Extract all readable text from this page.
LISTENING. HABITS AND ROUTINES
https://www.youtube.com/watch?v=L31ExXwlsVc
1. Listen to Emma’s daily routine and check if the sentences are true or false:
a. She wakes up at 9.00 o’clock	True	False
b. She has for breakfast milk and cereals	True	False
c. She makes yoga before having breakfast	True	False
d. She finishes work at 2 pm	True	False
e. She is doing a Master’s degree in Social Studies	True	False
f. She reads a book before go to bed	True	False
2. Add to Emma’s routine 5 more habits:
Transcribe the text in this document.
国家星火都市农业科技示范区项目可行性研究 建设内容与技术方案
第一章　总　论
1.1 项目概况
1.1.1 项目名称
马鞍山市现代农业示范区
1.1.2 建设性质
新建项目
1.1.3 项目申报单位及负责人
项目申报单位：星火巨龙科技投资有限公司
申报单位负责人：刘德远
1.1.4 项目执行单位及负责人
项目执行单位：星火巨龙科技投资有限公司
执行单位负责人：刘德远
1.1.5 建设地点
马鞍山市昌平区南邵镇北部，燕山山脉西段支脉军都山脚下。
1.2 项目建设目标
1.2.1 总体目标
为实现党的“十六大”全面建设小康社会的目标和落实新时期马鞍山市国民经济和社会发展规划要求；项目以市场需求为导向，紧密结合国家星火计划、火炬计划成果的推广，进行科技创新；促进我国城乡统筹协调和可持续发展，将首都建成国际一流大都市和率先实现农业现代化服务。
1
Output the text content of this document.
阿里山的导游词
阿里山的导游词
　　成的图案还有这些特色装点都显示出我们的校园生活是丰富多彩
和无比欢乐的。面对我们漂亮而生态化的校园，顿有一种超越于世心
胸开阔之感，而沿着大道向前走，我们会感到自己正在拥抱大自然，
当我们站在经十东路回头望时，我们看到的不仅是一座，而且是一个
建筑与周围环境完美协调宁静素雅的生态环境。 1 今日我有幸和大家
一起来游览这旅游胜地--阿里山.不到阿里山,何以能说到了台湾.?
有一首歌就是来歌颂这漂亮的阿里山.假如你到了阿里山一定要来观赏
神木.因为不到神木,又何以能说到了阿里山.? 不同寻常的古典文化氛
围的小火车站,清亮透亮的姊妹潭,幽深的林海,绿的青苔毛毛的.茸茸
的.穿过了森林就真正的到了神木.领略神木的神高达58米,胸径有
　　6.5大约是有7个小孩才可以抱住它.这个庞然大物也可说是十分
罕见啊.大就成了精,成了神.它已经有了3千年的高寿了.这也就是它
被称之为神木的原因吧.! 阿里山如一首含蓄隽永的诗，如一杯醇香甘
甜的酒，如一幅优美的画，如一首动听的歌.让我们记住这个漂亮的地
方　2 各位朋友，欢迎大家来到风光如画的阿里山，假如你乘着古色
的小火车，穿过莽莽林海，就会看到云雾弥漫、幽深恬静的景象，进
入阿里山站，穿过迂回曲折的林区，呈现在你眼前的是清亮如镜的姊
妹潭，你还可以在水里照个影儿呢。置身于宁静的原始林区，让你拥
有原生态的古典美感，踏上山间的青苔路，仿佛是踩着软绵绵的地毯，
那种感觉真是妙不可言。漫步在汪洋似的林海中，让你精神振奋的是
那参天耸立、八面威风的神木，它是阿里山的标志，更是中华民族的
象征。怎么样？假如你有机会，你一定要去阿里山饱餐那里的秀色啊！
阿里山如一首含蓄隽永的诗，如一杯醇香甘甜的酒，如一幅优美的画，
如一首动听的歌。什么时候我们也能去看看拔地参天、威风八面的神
++++++++++++++++++++
== Problem description ==
Copy each record from above without leaving any out.

== Reply ==
Extract all readable text from this page.
LISTENING. HABITS AND ROUTINES
https://www.youtube.com/watch?v=L31ExXwlsVc
1. Listen to Emma’s daily routine and check if the sentences are true or false:
a. She wakes up at 9.00 o’clock	True	False
b. She has for breakfast milk and cereals	True	False
c. She makes yoga before having breakfast	True	False
d. She finishes work at 2 pm	True	False
e. She is doing a Master’s degree in Social Studies	True	False
f. She reads a book before go to bed	True	False
2. Add to Emma’s routine 5 more habits:
Transcribe the text in this document.
国家星火都市农业科技示范区项目可行性研究 建设内容与技术方案
第一章　总　论
1.1 项目概况
1.1.1 项目名称
马鞍山市现代农业示范区
1.1.2 建设性质
新建项目
1.1.3 项目申报单位及负责人
项目申报单位：星火巨龙科技投资有限公司
申报单位负责人：刘德远
1.1.4 项目执行单位及负责人
项目执行单位：星火巨龙科技投资有限公司
执行单位负责人：刘德远
1.1.5 建设地点
马鞍山市昌平区南邵镇北部，燕山山脉西段支脉军都山脚下。
1.2 项目建设目标
1.2.1 总体目标
为实现党的“十六大”全面建设小康社会的目标和落实新时期马鞍山市国民经济和社会发展规划要求；项目以市场需求为导向，紧密结合国家星火计划、火炬计划成果的推广，进行科技创新；促进我国城乡统筹协调和可持续发展，将首都建成国际一流大都市和率先实现农业现代化服务。
1
Output the text content of this document.
阿里山的导游词
阿里山的导游词
　　成的图案还有这些特色装点都显示出我们的校园生活是丰富多彩
和无比欢乐的。面对我们漂亮而生态化的校园，顿有一种超越于世心
胸开阔之感，而沿着大道向前走，我们会感到自己正在拥抱大自然，
当我们站在经十东路回头望时，我们看到的不仅是一座，而且是一个
建筑与周围环境完美协调宁静素雅的生态环境。 1 今日我有幸和大家
一起来游览这旅游胜地--阿里山.不到阿里山,何以能说到了台湾.?
有一首歌就是来歌颂这漂亮的阿里山.假如你到了阿里山一定要来观赏
神木.因为不到神木,又何以能说到了阿里山.? 不同寻常的古典文化氛
围的小火车站,清亮透亮的姊妹潭,幽深的林海,绿的青苔毛毛的.茸茸
的.穿过了森林就真正的到了神木.领略神木的神高达58米,胸径有
　　6.5大约是有7个小孩才可以抱住它.这个庞然大物也可说是十分
罕见啊.大就成了精,成了神.它已经有了3千年的高寿了.这也就是它
被称之为神木的原因吧.! 阿里山如一首含蓄隽永的诗，如一杯醇香甘
甜的酒，如一幅优美的画，如一首动听的歌.让我们记住这个漂亮的地
方　2 各位朋友，欢迎大家来到风光如画的阿里山，假如你乘着古色
的小火车，穿过莽莽林海，就会看到云雾弥漫、幽深恬静的景象，进
入阿里山站，穿过迂回曲折的林区，呈现在你眼前的是清亮如镜的姊
妹潭，你还可以在水里照个影儿呢。置身于宁静的原始林区，让你拥
有原生态的古典美感，踏上山间的青苔路，仿佛是踩着软绵绵的地毯，
那种感觉真是妙不可言。漫步在汪洋似的林海中，让你精神振奋的是
那参天耸立、八面威风的神木，它是阿里山的标志，更是中华民族的
象征。怎么样？假如你有机会，你一定要去阿里山饱餐那里的秀色啊！
阿里山如一首含蓄隽永的诗，如一杯醇香甘甜的酒，如一幅优美的画，
如一首动听的歌。什么时候我们也能去看看拔地参天、威风八面的神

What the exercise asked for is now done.